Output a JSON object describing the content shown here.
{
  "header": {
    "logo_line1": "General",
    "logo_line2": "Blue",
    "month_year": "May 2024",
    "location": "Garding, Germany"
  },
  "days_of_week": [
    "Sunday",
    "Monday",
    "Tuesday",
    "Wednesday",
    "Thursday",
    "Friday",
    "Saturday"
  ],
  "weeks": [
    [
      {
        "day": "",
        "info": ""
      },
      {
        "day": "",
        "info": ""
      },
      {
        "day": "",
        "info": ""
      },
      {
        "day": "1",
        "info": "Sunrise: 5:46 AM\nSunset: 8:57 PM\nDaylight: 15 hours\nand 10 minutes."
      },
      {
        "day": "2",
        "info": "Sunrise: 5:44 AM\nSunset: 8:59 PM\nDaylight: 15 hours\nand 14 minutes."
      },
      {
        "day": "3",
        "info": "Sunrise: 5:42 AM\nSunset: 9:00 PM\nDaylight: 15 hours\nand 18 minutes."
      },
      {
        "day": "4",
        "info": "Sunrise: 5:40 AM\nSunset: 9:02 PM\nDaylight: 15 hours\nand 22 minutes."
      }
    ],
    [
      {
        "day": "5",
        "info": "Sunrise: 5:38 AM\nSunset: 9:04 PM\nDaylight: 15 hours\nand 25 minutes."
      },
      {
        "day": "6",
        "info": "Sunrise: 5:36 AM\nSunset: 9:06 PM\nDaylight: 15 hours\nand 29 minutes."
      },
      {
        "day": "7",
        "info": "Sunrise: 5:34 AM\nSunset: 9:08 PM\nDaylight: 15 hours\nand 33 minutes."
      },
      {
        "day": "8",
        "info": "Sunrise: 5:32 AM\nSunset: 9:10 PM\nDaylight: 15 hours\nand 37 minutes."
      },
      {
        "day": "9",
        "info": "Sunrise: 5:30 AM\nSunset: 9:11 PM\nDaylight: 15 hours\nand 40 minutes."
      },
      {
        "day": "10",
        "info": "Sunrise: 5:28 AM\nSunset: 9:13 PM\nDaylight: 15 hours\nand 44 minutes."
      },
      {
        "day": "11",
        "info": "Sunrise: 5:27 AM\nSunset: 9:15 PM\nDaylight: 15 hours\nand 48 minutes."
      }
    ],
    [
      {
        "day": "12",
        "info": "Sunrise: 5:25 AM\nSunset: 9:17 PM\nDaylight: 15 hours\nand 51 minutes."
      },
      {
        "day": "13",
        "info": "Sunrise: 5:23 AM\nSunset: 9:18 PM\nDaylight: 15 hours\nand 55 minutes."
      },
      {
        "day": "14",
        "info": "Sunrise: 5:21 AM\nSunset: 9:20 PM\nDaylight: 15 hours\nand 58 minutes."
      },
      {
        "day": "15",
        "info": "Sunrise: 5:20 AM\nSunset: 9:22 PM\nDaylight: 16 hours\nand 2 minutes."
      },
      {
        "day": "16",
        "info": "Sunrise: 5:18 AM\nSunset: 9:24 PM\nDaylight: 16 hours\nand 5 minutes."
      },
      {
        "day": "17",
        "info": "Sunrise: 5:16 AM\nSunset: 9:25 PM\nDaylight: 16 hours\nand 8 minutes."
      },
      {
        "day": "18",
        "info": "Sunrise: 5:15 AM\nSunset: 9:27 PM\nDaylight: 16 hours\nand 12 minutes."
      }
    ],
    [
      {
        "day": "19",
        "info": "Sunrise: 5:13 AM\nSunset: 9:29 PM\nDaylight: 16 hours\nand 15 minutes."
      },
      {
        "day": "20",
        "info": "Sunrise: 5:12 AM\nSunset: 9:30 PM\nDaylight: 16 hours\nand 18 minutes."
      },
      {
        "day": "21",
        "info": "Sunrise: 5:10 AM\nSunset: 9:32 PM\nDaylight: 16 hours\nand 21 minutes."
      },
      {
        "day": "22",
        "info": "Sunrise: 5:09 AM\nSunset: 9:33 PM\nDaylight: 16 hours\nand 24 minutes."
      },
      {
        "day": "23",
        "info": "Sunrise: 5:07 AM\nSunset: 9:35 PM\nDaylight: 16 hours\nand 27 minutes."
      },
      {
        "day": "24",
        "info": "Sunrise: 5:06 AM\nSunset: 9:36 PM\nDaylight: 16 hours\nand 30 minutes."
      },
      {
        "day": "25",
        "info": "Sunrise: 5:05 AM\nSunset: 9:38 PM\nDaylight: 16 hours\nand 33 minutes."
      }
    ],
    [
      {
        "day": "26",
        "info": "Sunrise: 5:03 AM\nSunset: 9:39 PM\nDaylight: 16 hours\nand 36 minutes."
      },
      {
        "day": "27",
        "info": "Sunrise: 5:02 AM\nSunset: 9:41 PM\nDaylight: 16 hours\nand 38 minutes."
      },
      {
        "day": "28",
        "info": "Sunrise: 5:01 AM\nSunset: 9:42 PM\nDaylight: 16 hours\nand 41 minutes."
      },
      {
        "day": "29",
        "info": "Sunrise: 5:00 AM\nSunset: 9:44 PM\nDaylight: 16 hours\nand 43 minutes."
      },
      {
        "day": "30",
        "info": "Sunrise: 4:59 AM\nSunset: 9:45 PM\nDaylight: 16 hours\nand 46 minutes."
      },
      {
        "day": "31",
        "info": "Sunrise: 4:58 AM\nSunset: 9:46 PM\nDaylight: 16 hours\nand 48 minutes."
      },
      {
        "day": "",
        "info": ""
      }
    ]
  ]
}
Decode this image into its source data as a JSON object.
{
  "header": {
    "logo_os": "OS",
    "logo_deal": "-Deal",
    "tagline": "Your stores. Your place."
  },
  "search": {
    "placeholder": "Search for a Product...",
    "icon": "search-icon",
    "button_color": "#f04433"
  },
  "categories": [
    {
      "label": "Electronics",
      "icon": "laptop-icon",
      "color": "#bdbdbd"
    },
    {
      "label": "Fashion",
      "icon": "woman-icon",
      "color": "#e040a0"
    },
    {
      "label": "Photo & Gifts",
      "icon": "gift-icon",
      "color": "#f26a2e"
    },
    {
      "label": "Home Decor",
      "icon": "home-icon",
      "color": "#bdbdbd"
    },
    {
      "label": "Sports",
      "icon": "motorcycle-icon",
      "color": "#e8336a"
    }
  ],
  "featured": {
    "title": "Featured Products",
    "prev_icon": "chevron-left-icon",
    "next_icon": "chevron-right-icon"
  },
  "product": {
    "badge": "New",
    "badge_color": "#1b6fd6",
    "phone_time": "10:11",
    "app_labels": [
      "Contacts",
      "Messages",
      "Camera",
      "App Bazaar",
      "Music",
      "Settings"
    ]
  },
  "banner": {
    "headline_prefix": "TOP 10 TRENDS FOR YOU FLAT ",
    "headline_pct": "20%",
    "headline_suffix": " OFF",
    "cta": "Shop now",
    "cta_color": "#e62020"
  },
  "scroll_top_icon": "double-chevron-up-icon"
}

============================================================

> **Task instructions**
Using the listing above, reproduce each line without omission.

> **Output for this exercise**
Output a JSON object describing the content shown here.
{
  "header": {
    "logo_line1": "General",
    "logo_line2": "Blue",
    "month_year": "May 2024",
    "location": "Garding, Germany"
  },
  "days_of_week": [
    "Sunday",
    "Monday",
    "Tuesday",
    "Wednesday",
    "Thursday",
    "Friday",
    "Saturday"
  ],
  "weeks": [
    [
      {
        "day": "",
        "info": ""
      },
      {
        "day": "",
        "info": ""
      },
      {
        "day": "",
        "info": ""
      },
      {
        "day": "1",
        "info": "Sunrise: 5:46 AM\nSunset: 8:57 PM\nDaylight: 15 hours\nand 10 minutes."
      },
      {
        "day": "2",
        "info": "Sunrise: 5:44 AM\nSunset: 8:59 PM\nDaylight: 15 hours\nand 14 minutes."
      },
      {
        "day": "3",
        "info": "Sunrise: 5:42 AM\nSunset: 9:00 PM\nDaylight: 15 hours\nand 18 minutes."
      },
      {
        "day": "4",
        "info": "Sunrise: 5:40 AM\nSunset: 9:02 PM\nDaylight: 15 hours\nand 22 minutes."
      }
    ],
    [
      {
        "day": "5",
        "info": "Sunrise: 5:38 AM\nSunset: 9:04 PM\nDaylight: 15 hours\nand 25 minutes."
      },
      {
        "day": "6",
        "info": "Sunrise: 5:36 AM\nSunset: 9:06 PM\nDaylight: 15 hours\nand 29 minutes."
      },
      {
        "day": "7",
        "info": "Sunrise: 5:34 AM\nSunset: 9:08 PM\nDaylight: 15 hours\nand 33 minutes."
      },
      {
        "day": "8",
        "info": "Sunrise: 5:32 AM\nSunset: 9:10 PM\nDaylight: 15 hours\nand 37 minutes."
      },
      {
        "day": "9",
        "info": "Sunrise: 5:30 AM\nSunset: 9:11 PM\nDaylight: 15 hours\nand 40 minutes."
      },
      {
        "day": "10",
        "info": "Sunrise: 5:28 AM\nSunset: 9:13 PM\nDaylight: 15 hours\nand 44 minutes."
      },
      {
        "day": "11",
        "info": "Sunrise: 5:27 AM\nSunset: 9:15 PM\nDaylight: 15 hours\nand 48 minutes."
      }
    ],
    [
      {
        "day": "12",
        "info": "Sunrise: 5:25 AM\nSunset: 9:17 PM\nDaylight: 15 hours\nand 51 minutes."
      },
      {
        "day": "13",
        "info": "Sunrise: 5:23 AM\nSunset: 9:18 PM\nDaylight: 15 hours\nand 55 minutes."
      },
      {
        "day": "14",
        "info": "Sunrise: 5:21 AM\nSunset: 9:20 PM\nDaylight: 15 hours\nand 58 minutes."
      },
      {
        "day": "15",
        "info": "Sunrise: 5:20 AM\nSunset: 9:22 PM\nDaylight: 16 hours\nand 2 minutes."
      },
      {
        "day": "16",
        "info": "Sunrise: 5:18 AM\nSunset: 9:24 PM\nDaylight: 16 hours\nand 5 minutes."
      },
      {
        "day": "17",
        "info": "Sunrise: 5:16 AM\nSunset: 9:25 PM\nDaylight: 16 hours\nand 8 minutes."
      },
      {
        "day": "18",
        "info": "Sunrise: 5:15 AM\nSunset: 9:27 PM\nDaylight: 16 hours\nand 12 minutes."
      }
    ],
    [
      {
        "day": "19",
        "info": "Sunrise: 5:13 AM\nSunset: 9:29 PM\nDaylight: 16 hours\nand 15 minutes."
      },
      {
        "day": "20",
        "info": "Sunrise: 5:12 AM\nSunset: 9:30 PM\nDaylight: 16 hours\nand 18 minutes."
      },
      {
        "day": "21",
        "info": "Sunrise: 5:10 AM\nSunset: 9:32 PM\nDaylight: 16 hours\nand 21 minutes."
      },
      {
        "day": "22",
        "info": "Sunrise: 5:09 AM\nSunset: 9:33 PM\nDaylight: 16 hours\nand 24 minutes."
      },
      {
        "day": "23",
        "info": "Sunrise: 5:07 AM\nSunset: 9:35 PM\nDaylight: 16 hours\nand 27 minutes."
      },
      {
        "day": "24",
        "info": "Sunrise: 5:06 AM\nSunset: 9:36 PM\nDaylight: 16 hours\nand 30 minutes."
      },
      {
        "day": "25",
        "info": "Sunrise: 5:05 AM\nSunset: 9:38 PM\nDaylight: 16 hours\nand 33 minutes."
      }
    ],
    [
      {
        "day": "26",
        "info": "Sunrise: 5:03 AM\nSunset: 9:39 PM\nDaylight: 16 hours\nand 36 minutes."
      },
      {
        "day": "27",
        "info": "Sunrise: 5:02 AM\nSunset: 9:41 PM\nDaylight: 16 hours\nand 38 minutes."
      },
      {
        "day": "28",
        "info": "Sunrise: 5:01 AM\nSunset: 9:42 PM\nDaylight: 16 hours\nand 41 minutes."
      },
      {
        "day": "29",
        "info": "Sunrise: 5:00 AM\nSunset: 9:44 PM\nDaylight: 16 hours\nand 43 minutes."
      },
      {
        "day": "30",
        "info": "Sunrise: 4:59 AM\nSunset: 9:45 PM\nDaylight: 16 hours\nand 46 minutes."
      },
      {
        "day": "31",
        "info": "Sunrise: 4:58 AM\nSunset: 9:46 PM\nDaylight: 16 hours\nand 48 minutes."
      },
      {
        "day": "",
        "info": ""
      }
    ]
  ]
}
Decode this image into its source data as a JSON object.
{
  "header": {
    "logo_os": "OS",
    "logo_deal": "-Deal",
    "tagline": "Your stores. Your place."
  },
  "search": {
    "placeholder": "Search for a Product...",
    "icon": "search-icon",
    "button_color": "#f04433"
  },
  "categories": [
    {
      "label": "Electronics",
      "icon": "laptop-icon",
      "color": "#bdbdbd"
    },
    {
      "label": "Fashion",
      "icon": "woman-icon",
      "color": "#e040a0"
    },
    {
      "label": "Photo & Gifts",
      "icon": "gift-icon",
      "color": "#f26a2e"
    },
    {
      "label": "Home Decor",
      "icon": "home-icon",
      "color": "#bdbdbd"
    },
    {
      "label": "Sports",
      "icon": "motorcycle-icon",
      "color": "#e8336a"
    }
  ],
  "featured": {
    "title": "Featured Products",
    "prev_icon": "chevron-left-icon",
    "next_icon": "chevron-right-icon"
  },
  "product": {
    "badge": "New",
    "badge_color": "#1b6fd6",
    "phone_time": "10:11",
    "app_labels": [
      "Contacts",
      "Messages",
      "Camera",
      "App Bazaar",
      "Music",
      "Settings"
    ]
  },
  "banner": {
    "headline_prefix": "TOP 10 TRENDS FOR YOU FLAT ",
    "headline_pct": "20%",
    "headline_suffix": " OFF",
    "cta": "Shop now",
    "cta_color": "#e62020"
  },
  "scroll_top_icon": "double-chevron-up-icon"
}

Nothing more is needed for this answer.